Requirements →
Restate each entry word for word, leaving nothing out.
# Given data start
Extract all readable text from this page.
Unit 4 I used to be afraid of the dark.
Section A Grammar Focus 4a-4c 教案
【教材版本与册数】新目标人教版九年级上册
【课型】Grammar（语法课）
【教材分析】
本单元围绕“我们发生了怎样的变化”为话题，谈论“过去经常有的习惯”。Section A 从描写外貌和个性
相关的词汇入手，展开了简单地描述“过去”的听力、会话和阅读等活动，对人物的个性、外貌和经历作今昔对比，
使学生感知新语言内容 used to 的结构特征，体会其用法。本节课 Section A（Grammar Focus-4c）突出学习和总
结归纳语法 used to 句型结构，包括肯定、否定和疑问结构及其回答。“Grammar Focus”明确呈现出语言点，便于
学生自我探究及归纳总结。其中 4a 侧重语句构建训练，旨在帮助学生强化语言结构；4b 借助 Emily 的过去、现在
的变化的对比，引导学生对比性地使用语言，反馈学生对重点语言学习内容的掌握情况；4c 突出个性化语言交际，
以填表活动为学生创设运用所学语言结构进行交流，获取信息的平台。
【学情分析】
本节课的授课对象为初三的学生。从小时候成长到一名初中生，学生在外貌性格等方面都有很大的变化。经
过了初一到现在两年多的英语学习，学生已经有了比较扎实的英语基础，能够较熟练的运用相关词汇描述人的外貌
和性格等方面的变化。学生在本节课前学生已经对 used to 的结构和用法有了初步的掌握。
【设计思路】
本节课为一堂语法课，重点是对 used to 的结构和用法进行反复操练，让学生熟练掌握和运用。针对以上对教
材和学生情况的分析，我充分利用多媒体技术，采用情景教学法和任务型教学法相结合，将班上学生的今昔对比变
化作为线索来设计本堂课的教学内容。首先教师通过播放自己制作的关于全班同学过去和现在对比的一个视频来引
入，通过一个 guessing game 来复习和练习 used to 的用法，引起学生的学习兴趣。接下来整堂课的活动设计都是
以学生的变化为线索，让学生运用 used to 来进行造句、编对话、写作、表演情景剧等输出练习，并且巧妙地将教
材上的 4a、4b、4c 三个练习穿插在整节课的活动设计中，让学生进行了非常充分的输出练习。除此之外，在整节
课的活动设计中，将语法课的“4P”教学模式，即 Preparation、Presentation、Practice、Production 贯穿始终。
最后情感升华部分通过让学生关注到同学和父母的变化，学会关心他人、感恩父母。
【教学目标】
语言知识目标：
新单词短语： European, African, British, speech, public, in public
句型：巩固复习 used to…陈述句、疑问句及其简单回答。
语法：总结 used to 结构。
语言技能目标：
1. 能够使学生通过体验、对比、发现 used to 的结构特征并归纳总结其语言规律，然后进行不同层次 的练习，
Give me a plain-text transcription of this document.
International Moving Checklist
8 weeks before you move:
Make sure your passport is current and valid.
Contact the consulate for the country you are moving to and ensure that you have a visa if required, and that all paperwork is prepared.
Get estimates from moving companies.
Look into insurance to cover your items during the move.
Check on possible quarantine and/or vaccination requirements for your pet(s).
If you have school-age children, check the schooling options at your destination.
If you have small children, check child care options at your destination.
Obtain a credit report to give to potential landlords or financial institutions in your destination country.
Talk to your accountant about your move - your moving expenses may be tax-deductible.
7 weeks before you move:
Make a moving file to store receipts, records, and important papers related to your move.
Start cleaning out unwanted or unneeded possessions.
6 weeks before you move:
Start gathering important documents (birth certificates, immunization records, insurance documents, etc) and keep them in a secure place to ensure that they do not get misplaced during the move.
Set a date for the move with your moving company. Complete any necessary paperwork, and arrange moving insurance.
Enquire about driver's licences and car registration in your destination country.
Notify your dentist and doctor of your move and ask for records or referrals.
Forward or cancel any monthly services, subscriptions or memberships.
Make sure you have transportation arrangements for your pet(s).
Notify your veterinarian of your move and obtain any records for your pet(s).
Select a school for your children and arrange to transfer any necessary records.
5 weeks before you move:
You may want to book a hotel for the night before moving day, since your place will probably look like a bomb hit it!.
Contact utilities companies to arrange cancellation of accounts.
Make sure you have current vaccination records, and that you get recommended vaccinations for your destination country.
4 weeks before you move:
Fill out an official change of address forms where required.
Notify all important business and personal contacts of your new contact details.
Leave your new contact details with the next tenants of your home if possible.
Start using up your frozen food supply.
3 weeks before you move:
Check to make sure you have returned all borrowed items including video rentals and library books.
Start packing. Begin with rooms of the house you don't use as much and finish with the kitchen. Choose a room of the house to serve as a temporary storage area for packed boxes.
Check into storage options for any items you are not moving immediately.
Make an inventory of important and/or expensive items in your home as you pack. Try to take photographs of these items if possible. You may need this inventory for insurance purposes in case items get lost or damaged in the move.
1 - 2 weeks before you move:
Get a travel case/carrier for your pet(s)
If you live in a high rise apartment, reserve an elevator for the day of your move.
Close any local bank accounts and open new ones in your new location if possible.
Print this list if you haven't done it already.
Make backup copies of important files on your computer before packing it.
# Given data end
Full solution →
Extract all readable text from this page.
Unit 4 I used to be afraid of the dark.
Section A Grammar Focus 4a-4c 教案
【教材版本与册数】新目标人教版九年级上册
【课型】Grammar（语法课）
【教材分析】
本单元围绕“我们发生了怎样的变化”为话题，谈论“过去经常有的习惯”。Section A 从描写外貌和个性
相关的词汇入手，展开了简单地描述“过去”的听力、会话和阅读等活动，对人物的个性、外貌和经历作今昔对比，
使学生感知新语言内容 used to 的结构特征，体会其用法。本节课 Section A（Grammar Focus-4c）突出学习和总
结归纳语法 used to 句型结构，包括肯定、否定和疑问结构及其回答。“Grammar Focus”明确呈现出语言点，便于
学生自我探究及归纳总结。其中 4a 侧重语句构建训练，旨在帮助学生强化语言结构；4b 借助 Emily 的过去、现在
的变化的对比，引导学生对比性地使用语言，反馈学生对重点语言学习内容的掌握情况；4c 突出个性化语言交际，
以填表活动为学生创设运用所学语言结构进行交流，获取信息的平台。
【学情分析】
本节课的授课对象为初三的学生。从小时候成长到一名初中生，学生在外貌性格等方面都有很大的变化。经
过了初一到现在两年多的英语学习，学生已经有了比较扎实的英语基础，能够较熟练的运用相关词汇描述人的外貌
和性格等方面的变化。学生在本节课前学生已经对 used to 的结构和用法有了初步的掌握。
【设计思路】
本节课为一堂语法课，重点是对 used to 的结构和用法进行反复操练，让学生熟练掌握和运用。针对以上对教
材和学生情况的分析，我充分利用多媒体技术，采用情景教学法和任务型教学法相结合，将班上学生的今昔对比变
化作为线索来设计本堂课的教学内容。首先教师通过播放自己制作的关于全班同学过去和现在对比的一个视频来引
入，通过一个 guessing game 来复习和练习 used to 的用法，引起学生的学习兴趣。接下来整堂课的活动设计都是
以学生的变化为线索，让学生运用 used to 来进行造句、编对话、写作、表演情景剧等输出练习，并且巧妙地将教
材上的 4a、4b、4c 三个练习穿插在整节课的活动设计中，让学生进行了非常充分的输出练习。除此之外，在整节
课的活动设计中，将语法课的“4P”教学模式，即 Preparation、Presentation、Practice、Production 贯穿始终。
最后情感升华部分通过让学生关注到同学和父母的变化，学会关心他人、感恩父母。
【教学目标】
语言知识目标：
新单词短语： European, African, British, speech, public, in public
句型：巩固复习 used to…陈述句、疑问句及其简单回答。
语法：总结 used to 结构。
语言技能目标：
1. 能够使学生通过体验、对比、发现 used to 的结构特征并归纳总结其语言规律，然后进行不同层次 的练习，
Give me a plain-text transcription of this document.
International Moving Checklist
8 weeks before you move:
Make sure your passport is current and valid.
Contact the consulate for the country you are moving to and ensure that you have a visa if required, and that all paperwork is prepared.
Get estimates from moving companies.
Look into insurance to cover your items during the move.
Check on possible quarantine and/or vaccination requirements for your pet(s).
If you have school-age children, check the schooling options at your destination.
If you have small children, check child care options at your destination.
Obtain a credit report to give to potential landlords or financial institutions in your destination country.
Talk to your accountant about your move - your moving expenses may be tax-deductible.
7 weeks before you move:
Make a moving file to store receipts, records, and important papers related to your move.
Start cleaning out unwanted or unneeded possessions.
6 weeks before you move:
Start gathering important documents (birth certificates, immunization records, insurance documents, etc) and keep them in a secure place to ensure that they do not get misplaced during the move.
Set a date for the move with your moving company. Complete any necessary paperwork, and arrange moving insurance.
Enquire about driver's licences and car registration in your destination country.
Notify your dentist and doctor of your move and ask for records or referrals.
Forward or cancel any monthly services, subscriptions or memberships.
Make sure you have transportation arrangements for your pet(s).
Notify your veterinarian of your move and obtain any records for your pet(s).
Select a school for your children and arrange to transfer any necessary records.
5 weeks before you move:
You may want to book a hotel for the night before moving day, since your place will probably look like a bomb hit it!.
Contact utilities companies to arrange cancellation of accounts.
Make sure you have current vaccination records, and that you get recommended vaccinations for your destination country.
4 weeks before you move:
Fill out an official change of address forms where required.
Notify all important business and personal contacts of your new contact details.
Leave your new contact details with the next tenants of your home if possible.
Start using up your frozen food supply.
3 weeks before you move:
Check to make sure you have returned all borrowed items including video rentals and library books.
Start packing. Begin with rooms of the house you don't use as much and finish with the kitchen. Choose a room of the house to serve as a temporary storage area for packed boxes.
Check into storage options for any items you are not moving immediately.
Make an inventory of important and/or expensive items in your home as you pack. Try to take photographs of these items if possible. You may need this inventory for insurance purposes in case items get lost or damaged in the move.
1 - 2 weeks before you move:
Get a travel case/carrier for your pet(s)
If you live in a high rise apartment, reserve an elevator for the day of your move.
Close any local bank accounts and open new ones in your new location if possible.
Print this list if you haven't done it already.
Make backup copies of important files on your computer before packing it.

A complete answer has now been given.